Which lines in the material below contain the word "region"? Copy each of them.

Begin GIVEN RECORDS

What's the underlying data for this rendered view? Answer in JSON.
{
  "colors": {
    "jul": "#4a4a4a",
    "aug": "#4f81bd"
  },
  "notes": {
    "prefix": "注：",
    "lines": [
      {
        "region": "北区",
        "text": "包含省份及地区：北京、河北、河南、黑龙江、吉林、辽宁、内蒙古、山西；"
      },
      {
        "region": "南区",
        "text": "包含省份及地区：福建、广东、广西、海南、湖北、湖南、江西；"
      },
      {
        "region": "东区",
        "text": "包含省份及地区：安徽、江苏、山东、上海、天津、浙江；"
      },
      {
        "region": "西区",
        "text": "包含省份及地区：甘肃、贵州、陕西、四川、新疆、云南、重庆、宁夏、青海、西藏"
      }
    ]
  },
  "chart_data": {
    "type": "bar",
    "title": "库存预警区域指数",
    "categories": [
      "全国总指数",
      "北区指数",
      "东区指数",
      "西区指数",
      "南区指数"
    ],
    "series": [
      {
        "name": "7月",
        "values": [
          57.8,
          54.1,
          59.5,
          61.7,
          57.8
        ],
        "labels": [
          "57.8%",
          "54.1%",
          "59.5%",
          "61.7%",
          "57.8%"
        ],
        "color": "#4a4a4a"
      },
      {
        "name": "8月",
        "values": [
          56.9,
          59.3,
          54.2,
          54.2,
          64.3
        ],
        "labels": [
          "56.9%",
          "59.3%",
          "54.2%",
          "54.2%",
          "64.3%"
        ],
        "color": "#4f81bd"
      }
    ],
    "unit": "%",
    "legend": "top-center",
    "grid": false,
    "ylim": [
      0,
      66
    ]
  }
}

End GIVEN RECORDS
Begin GIVEN RECORDS

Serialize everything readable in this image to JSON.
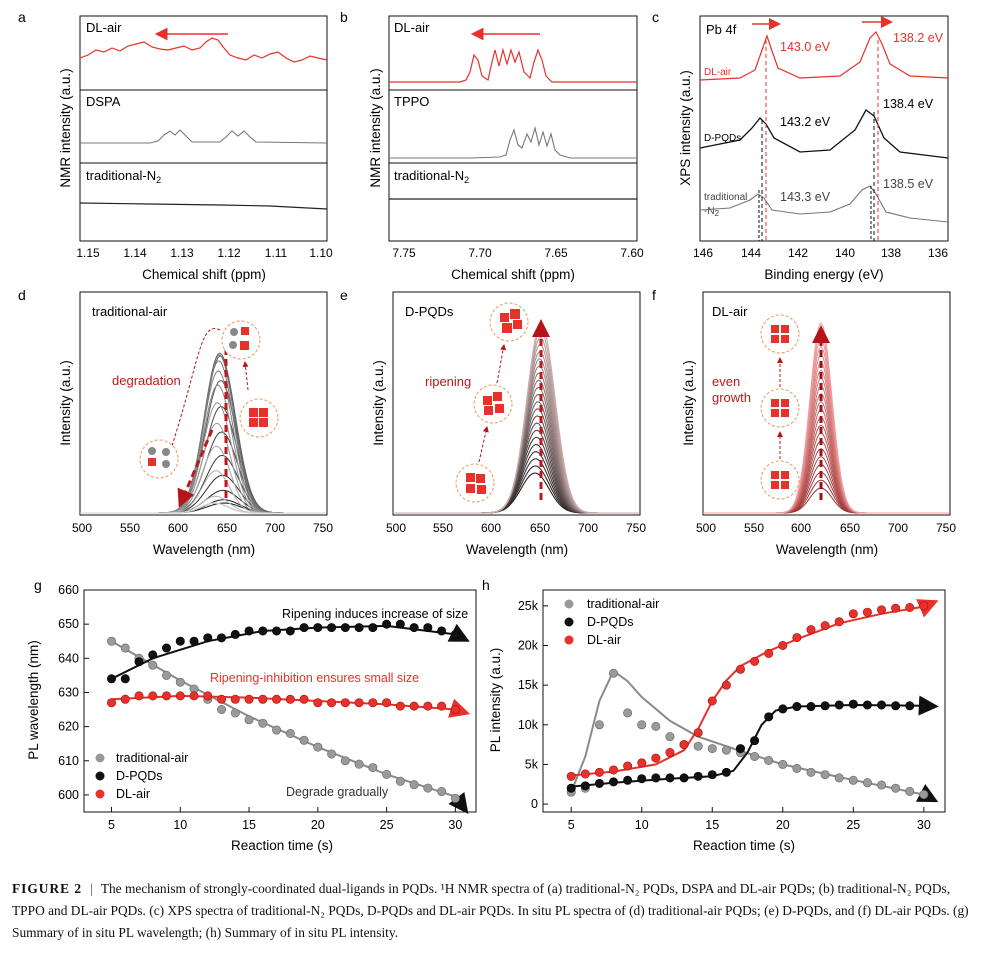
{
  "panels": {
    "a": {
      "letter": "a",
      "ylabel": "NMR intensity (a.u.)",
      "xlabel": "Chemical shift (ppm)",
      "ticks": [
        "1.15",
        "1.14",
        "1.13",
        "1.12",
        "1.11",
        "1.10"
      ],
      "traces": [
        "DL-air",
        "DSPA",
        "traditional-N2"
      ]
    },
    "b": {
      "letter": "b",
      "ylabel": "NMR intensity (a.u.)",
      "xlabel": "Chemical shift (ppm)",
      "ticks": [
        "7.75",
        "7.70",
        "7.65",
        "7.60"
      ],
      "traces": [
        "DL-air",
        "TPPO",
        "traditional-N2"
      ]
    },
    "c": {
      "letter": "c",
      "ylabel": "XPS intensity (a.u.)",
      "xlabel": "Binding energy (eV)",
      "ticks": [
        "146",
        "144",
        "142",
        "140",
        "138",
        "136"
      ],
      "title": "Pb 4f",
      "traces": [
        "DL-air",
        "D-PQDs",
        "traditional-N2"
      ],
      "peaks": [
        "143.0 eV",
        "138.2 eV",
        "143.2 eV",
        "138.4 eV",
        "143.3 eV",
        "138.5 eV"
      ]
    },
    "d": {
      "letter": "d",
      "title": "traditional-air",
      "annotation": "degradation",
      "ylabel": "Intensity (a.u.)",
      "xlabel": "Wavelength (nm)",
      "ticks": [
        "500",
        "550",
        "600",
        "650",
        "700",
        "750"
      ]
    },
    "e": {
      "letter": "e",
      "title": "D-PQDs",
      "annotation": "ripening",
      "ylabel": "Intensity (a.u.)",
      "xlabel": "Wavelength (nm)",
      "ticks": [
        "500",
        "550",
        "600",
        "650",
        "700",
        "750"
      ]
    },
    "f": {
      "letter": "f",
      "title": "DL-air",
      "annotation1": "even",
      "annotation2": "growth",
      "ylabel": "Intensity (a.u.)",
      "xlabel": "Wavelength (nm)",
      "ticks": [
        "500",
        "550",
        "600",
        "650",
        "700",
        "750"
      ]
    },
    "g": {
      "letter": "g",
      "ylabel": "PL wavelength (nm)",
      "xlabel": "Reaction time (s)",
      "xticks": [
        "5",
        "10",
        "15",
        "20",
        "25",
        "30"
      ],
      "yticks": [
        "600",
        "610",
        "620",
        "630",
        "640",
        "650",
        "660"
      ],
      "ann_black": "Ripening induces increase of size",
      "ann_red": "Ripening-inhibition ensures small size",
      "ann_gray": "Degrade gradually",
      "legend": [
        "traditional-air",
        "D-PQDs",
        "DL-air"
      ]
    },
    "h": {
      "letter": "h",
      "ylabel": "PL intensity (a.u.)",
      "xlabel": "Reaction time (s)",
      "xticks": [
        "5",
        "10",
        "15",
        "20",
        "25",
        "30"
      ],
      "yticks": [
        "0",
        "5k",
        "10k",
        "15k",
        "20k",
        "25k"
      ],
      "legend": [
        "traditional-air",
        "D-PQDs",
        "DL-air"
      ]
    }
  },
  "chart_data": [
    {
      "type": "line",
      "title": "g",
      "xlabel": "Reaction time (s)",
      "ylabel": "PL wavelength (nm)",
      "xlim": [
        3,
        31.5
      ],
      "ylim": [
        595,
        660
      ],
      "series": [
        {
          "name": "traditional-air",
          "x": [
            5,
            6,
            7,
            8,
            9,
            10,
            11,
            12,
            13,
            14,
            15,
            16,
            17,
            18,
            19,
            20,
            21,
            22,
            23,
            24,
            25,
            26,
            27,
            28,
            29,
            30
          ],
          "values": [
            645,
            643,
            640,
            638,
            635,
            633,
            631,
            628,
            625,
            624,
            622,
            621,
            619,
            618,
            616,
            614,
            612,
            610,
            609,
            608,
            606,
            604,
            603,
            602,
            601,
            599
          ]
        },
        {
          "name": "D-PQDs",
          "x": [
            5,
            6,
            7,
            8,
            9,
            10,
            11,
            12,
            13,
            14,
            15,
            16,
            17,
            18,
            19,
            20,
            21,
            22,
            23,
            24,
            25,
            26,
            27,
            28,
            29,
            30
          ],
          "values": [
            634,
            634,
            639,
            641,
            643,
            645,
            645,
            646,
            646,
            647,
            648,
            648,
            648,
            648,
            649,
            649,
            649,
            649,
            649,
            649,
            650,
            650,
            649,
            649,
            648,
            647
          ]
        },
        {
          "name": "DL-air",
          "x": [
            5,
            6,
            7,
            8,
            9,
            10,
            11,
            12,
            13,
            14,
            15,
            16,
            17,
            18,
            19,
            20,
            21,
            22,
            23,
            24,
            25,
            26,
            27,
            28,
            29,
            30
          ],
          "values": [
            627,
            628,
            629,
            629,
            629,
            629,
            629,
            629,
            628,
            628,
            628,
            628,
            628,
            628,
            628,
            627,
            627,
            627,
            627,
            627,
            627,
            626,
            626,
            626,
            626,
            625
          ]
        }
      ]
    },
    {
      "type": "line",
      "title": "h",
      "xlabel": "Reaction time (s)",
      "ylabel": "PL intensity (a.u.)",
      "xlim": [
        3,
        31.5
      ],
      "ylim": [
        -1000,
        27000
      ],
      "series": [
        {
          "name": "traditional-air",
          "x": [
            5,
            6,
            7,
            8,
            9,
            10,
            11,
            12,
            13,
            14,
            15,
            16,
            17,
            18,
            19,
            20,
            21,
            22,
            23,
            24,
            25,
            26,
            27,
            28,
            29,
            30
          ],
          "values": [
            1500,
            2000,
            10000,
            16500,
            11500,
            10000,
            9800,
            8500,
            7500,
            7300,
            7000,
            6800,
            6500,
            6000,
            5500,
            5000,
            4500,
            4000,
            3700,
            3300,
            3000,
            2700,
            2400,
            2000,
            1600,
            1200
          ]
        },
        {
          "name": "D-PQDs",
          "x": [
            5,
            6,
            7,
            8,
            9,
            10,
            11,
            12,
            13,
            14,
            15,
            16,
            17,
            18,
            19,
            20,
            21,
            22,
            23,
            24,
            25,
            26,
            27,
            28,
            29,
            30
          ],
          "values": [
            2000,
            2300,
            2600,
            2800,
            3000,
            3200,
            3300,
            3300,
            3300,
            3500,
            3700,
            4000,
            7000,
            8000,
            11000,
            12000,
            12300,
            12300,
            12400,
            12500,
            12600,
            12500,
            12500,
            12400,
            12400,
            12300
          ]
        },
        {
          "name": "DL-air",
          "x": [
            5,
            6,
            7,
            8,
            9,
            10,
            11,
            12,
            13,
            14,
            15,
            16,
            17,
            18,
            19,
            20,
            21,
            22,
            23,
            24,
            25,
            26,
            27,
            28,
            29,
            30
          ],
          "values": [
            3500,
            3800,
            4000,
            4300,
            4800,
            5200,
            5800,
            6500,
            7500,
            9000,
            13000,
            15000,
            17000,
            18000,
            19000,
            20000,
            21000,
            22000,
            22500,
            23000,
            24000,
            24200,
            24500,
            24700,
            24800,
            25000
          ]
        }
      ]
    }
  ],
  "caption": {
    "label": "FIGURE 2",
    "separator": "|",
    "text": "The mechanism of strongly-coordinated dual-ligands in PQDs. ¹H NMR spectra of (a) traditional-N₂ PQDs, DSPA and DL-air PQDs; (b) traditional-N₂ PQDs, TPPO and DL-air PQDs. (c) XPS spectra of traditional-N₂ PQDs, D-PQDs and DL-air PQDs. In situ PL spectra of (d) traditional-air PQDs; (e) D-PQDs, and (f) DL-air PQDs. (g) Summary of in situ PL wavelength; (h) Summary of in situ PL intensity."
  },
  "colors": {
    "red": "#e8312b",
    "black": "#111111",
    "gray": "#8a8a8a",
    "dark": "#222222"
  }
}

End GIVEN RECORDS
Begin GIVEN RECORDS

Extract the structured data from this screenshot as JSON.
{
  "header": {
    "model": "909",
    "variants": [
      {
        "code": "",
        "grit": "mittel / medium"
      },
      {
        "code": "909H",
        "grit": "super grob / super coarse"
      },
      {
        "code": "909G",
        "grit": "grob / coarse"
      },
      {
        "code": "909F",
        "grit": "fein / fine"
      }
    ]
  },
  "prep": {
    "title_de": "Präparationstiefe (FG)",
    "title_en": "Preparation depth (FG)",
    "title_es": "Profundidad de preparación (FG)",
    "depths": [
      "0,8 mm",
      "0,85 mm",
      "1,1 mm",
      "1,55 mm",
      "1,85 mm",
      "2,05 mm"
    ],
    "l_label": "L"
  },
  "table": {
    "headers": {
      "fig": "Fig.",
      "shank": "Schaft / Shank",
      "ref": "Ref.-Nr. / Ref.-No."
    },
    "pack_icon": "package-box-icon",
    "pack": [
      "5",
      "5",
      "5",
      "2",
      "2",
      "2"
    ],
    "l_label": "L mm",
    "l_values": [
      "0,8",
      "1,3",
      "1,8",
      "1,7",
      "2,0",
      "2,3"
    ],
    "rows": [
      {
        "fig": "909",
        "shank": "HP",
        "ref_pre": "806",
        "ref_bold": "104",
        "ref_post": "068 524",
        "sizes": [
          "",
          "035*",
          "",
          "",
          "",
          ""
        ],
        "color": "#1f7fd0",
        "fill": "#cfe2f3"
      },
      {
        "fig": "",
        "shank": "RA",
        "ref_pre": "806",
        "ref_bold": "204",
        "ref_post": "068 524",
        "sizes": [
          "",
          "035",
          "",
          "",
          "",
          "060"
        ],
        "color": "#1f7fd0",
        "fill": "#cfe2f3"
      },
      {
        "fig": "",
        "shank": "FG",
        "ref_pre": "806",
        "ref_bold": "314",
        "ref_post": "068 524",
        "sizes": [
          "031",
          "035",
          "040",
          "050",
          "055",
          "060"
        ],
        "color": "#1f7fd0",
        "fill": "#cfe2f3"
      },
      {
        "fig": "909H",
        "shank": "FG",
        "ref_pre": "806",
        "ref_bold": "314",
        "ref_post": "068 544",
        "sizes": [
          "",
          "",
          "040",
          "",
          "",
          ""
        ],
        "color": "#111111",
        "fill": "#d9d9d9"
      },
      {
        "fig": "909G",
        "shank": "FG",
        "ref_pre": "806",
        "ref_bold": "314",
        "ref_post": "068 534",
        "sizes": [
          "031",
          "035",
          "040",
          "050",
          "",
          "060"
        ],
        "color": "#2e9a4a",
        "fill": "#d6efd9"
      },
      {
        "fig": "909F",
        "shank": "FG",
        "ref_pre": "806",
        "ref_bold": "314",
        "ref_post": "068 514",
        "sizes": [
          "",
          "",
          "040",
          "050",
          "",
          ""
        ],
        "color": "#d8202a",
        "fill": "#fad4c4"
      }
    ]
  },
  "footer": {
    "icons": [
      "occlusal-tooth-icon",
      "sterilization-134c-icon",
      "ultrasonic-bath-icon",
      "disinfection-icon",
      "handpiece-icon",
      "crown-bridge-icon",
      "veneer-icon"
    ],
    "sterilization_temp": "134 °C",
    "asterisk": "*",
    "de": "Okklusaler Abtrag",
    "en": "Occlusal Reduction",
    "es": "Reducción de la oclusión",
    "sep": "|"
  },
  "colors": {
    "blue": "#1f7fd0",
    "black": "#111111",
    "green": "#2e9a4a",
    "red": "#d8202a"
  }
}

End GIVEN RECORDS

SOLUTION TO THE EXERCISE
        "region": "北区",
        "region": "南区",
        "region": "东区",
        "region": "西区",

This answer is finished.